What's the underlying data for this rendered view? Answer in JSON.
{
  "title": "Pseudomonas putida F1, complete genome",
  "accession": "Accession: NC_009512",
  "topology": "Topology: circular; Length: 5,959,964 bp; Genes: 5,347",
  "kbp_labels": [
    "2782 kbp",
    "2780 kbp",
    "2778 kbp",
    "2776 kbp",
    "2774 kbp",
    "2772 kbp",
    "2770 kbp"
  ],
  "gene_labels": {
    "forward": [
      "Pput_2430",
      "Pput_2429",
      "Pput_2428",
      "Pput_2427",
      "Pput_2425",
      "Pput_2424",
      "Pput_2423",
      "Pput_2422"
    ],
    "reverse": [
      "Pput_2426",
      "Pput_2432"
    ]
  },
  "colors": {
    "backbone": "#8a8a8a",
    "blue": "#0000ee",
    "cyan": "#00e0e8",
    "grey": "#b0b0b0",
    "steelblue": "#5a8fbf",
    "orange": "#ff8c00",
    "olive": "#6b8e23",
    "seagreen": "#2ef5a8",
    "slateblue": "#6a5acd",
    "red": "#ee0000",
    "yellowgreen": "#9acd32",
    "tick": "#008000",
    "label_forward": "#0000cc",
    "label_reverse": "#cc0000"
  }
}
________
__Exercise instructions__:
Retype each record above so that every word stays exactly the same.

__Answer__:
What's the underlying data for this rendered view? Answer in JSON.
{
  "title": "Pseudomonas putida F1, complete genome",
  "accession": "Accession: NC_009512",
  "topology": "Topology: circular; Length: 5,959,964 bp; Genes: 5,347",
  "kbp_labels": [
    "2782 kbp",
    "2780 kbp",
    "2778 kbp",
    "2776 kbp",
    "2774 kbp",
    "2772 kbp",
    "2770 kbp"
  ],
  "gene_labels": {
    "forward": [
      "Pput_2430",
      "Pput_2429",
      "Pput_2428",
      "Pput_2427",
      "Pput_2425",
      "Pput_2424",
      "Pput_2423",
      "Pput_2422"
    ],
    "reverse": [
      "Pput_2426",
      "Pput_2432"
    ]
  },
  "colors": {
    "backbone": "#8a8a8a",
    "blue": "#0000ee",
    "cyan": "#00e0e8",
    "grey": "#b0b0b0",
    "steelblue": "#5a8fbf",
    "orange": "#ff8c00",
    "olive": "#6b8e23",
    "seagreen": "#2ef5a8",
    "slateblue": "#6a5acd",
    "red": "#ee0000",
    "yellowgreen": "#9acd32",
    "tick": "#008000",
    "label_forward": "#0000cc",
    "label_reverse": "#cc0000"
  }
}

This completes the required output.